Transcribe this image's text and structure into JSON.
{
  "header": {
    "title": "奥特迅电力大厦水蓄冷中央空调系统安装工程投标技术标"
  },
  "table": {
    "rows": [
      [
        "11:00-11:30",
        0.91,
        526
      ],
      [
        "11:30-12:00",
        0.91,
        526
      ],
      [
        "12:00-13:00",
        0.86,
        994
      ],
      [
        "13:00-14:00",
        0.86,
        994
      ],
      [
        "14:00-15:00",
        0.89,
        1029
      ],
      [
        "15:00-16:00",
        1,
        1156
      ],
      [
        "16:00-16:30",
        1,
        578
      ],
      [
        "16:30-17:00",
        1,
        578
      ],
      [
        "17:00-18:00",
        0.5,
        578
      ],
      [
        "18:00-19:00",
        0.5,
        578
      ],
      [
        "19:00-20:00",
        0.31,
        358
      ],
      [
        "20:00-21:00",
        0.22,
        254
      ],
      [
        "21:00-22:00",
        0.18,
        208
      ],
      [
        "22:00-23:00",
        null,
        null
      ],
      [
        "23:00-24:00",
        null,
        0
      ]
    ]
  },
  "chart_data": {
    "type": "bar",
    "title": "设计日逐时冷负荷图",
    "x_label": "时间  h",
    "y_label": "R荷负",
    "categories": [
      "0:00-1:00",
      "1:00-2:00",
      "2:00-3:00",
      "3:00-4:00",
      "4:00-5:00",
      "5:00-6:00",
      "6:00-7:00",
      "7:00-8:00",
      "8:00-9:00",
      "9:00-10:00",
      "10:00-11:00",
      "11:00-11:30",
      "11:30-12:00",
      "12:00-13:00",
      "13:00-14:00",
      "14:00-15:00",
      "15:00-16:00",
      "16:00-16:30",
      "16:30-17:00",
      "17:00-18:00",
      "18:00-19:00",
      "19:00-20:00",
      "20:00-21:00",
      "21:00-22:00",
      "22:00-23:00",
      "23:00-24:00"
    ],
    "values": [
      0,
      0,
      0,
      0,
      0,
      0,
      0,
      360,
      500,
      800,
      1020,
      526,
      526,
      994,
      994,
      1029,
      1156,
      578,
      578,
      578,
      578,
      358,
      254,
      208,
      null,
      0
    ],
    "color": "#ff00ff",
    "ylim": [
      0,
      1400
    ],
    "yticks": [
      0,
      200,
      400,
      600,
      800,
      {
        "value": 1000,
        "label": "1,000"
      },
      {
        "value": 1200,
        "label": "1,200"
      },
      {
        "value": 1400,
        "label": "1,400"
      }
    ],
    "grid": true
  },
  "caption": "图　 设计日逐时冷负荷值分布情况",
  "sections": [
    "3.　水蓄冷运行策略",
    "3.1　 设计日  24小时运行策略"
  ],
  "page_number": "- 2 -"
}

- - - - - - -

Problem to solve:
Go through the records and pull out each line that includes the word "title".

The solution:
    "title": "奥特迅电力大厦水蓄冷中央空调系统安装工程投标技术标"
    "title": "设计日逐时冷负荷图",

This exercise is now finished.